Required task: Restate each line word for word. Leave out every picture.

[Stored items from a collection]
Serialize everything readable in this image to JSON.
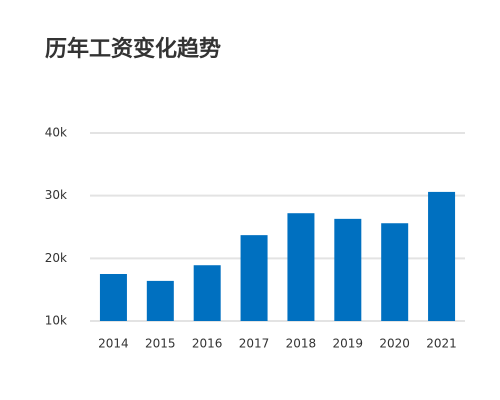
{
  "chart_data": {
    "type": "bar",
    "title": "历年工资变化趋势",
    "categories": [
      "2014",
      "2015",
      "2016",
      "2017",
      "2018",
      "2019",
      "2020",
      "2021"
    ],
    "values": [
      17500,
      16400,
      18900,
      23700,
      27200,
      26300,
      25600,
      30600
    ],
    "color": "#0070c0",
    "ylim": [
      10000,
      40000
    ],
    "yticks": [
      {
        "value": 10000,
        "label": "10k"
      },
      {
        "value": 20000,
        "label": "20k"
      },
      {
        "value": 30000,
        "label": "30k"
      },
      {
        "value": 40000,
        "label": "40k"
      }
    ],
    "grid": true
  }
}
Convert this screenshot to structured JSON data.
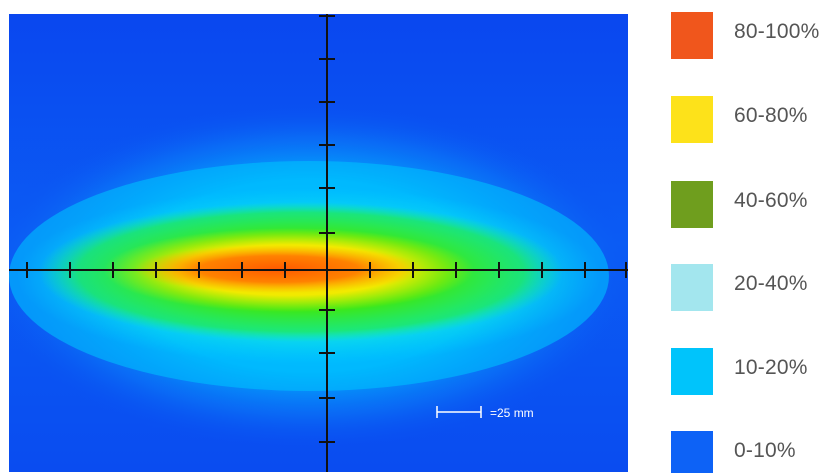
{
  "heatmap": {
    "scale_label": "=25 mm",
    "colors": {
      "background": "#0b4ef2",
      "axis": "#111111"
    }
  },
  "legend": {
    "items": [
      {
        "label": "80-100%",
        "color": "#f0561c"
      },
      {
        "label": "60-80%",
        "color": "#fde21a"
      },
      {
        "label": "40-60%",
        "color": "#6f9e1e"
      },
      {
        "label": "20-40%",
        "color": "#a3e6ee"
      },
      {
        "label": "10-20%",
        "color": "#00c4fb"
      },
      {
        "label": "0-10%",
        "color": "#0d62f6"
      }
    ]
  }
}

Result:
Serialize everything readable in this image to JSON.
{
  "chart_data": {
    "type": "bar",
    "title": "历年工资变化趋势",
    "categories": [
      "2014",
      "2015",
      "2016",
      "2017",
      "2018",
      "2019",
      "2020",
      "2021"
    ],
    "values": [
      17500,
      16400,
      18900,
      23700,
      27200,
      26300,
      25600,
      30600
    ],
    "color": "#0070c0",
    "ylim": [
      10000,
      40000
    ],
    "yticks": [
      {
        "value": 10000,
        "label": "10k"
      },
      {
        "value": 20000,
        "label": "20k"
      },
      {
        "value": 30000,
        "label": "30k"
      },
      {
        "value": 40000,
        "label": "40k"
      }
    ],
    "grid": true
  }
}
Convert this screenshot to structured JSON data.
{
  "heatmap": {
    "scale_label": "=25 mm",
    "colors": {
      "background": "#0b4ef2",
      "axis": "#111111"
    }
  },
  "legend": {
    "items": [
      {
        "label": "80-100%",
        "color": "#f0561c"
      },
      {
        "label": "60-80%",
        "color": "#fde21a"
      },
      {
        "label": "40-60%",
        "color": "#6f9e1e"
      },
      {
        "label": "20-40%",
        "color": "#a3e6ee"
      },
      {
        "label": "10-20%",
        "color": "#00c4fb"
      },
      {
        "label": "0-10%",
        "color": "#0d62f6"
      }
    ]
  }
}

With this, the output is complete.